_Prompt_.
In the entries below, find the lines that contain the word "gestion" and copy them.

(Recorded data)
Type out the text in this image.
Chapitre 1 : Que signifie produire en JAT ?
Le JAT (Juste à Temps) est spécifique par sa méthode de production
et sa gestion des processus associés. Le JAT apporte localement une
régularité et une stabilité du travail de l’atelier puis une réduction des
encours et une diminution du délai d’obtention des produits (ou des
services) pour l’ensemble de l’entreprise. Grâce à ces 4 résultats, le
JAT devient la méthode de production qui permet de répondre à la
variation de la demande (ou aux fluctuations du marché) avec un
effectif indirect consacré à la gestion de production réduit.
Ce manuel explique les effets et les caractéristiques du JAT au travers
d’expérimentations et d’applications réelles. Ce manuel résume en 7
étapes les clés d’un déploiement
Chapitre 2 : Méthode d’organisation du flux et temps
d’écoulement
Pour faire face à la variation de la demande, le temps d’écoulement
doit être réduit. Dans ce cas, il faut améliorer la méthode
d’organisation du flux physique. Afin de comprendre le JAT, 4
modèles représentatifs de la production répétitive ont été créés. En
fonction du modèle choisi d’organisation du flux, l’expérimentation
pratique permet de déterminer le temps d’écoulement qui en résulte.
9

_Solved exercise_.
et sa gestion des processus associés. Le JAT apporte localement une
effectif indirect consacré à la gestion de production réduit.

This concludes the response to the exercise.